#### PROMPT
In full and without alteration, give the listing again.

#### ITEMS
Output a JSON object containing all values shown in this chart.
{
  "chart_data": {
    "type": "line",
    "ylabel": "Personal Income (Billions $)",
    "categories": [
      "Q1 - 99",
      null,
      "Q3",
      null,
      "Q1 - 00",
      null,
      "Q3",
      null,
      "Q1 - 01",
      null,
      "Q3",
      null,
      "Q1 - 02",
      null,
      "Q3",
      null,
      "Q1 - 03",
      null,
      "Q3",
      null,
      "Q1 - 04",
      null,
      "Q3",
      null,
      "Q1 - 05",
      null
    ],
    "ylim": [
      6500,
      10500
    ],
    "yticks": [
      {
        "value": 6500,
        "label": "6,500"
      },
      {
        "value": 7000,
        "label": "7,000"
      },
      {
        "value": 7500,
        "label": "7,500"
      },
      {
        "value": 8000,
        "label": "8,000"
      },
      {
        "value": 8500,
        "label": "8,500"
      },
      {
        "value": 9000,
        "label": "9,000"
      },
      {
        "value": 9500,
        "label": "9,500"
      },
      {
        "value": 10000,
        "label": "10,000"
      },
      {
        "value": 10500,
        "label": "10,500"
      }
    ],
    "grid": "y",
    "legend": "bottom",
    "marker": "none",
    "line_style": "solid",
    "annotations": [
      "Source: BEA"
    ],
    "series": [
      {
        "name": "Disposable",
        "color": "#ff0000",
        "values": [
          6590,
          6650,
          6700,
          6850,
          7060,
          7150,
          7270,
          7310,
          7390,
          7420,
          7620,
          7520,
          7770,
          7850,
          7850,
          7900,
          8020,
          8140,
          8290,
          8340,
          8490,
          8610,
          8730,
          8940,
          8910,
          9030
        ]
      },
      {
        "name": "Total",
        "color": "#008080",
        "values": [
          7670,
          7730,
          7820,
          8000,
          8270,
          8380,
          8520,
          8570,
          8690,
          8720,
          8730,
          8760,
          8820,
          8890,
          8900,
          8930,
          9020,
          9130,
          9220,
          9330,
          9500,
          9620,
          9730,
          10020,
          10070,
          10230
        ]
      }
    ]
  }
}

#### OUTPUT FOR THIS EXERCISE
Output a JSON object containing all values shown in this chart.
{
  "chart_data": {
    "type": "line",
    "ylabel": "Personal Income (Billions $)",
    "categories": [
      "Q1 - 99",
      null,
      "Q3",
      null,
      "Q1 - 00",
      null,
      "Q3",
      null,
      "Q1 - 01",
      null,
      "Q3",
      null,
      "Q1 - 02",
      null,
      "Q3",
      null,
      "Q1 - 03",
      null,
      "Q3",
      null,
      "Q1 - 04",
      null,
      "Q3",
      null,
      "Q1 - 05",
      null
    ],
    "ylim": [
      6500,
      10500
    ],
    "yticks": [
      {
        "value": 6500,
        "label": "6,500"
      },
      {
        "value": 7000,
        "label": "7,000"
      },
      {
        "value": 7500,
        "label": "7,500"
      },
      {
        "value": 8000,
        "label": "8,000"
      },
      {
        "value": 8500,
        "label": "8,500"
      },
      {
        "value": 9000,
        "label": "9,000"
      },
      {
        "value": 9500,
        "label": "9,500"
      },
      {
        "value": 10000,
        "label": "10,000"
      },
      {
        "value": 10500,
        "label": "10,500"
      }
    ],
    "grid": "y",
    "legend": "bottom",
    "marker": "none",
    "line_style": "solid",
    "annotations": [
      "Source: BEA"
    ],
    "series": [
      {
        "name": "Disposable",
        "color": "#ff0000",
        "values": [
          6590,
          6650,
          6700,
          6850,
          7060,
          7150,
          7270,
          7310,
          7390,
          7420,
          7620,
          7520,
          7770,
          7850,
          7850,
          7900,
          8020,
          8140,
          8290,
          8340,
          8490,
          8610,
          8730,
          8940,
          8910,
          9030
        ]
      },
      {
        "name": "Total",
        "color": "#008080",
        "values": [
          7670,
          7730,
          7820,
          8000,
          8270,
          8380,
          8520,
          8570,
          8690,
          8720,
          8730,
          8760,
          8820,
          8890,
          8900,
          8930,
          9020,
          9130,
          9220,
          9330,
          9500,
          9620,
          9730,
          10020,
          10070,
          10230
        ]
      }
    ]
  }
}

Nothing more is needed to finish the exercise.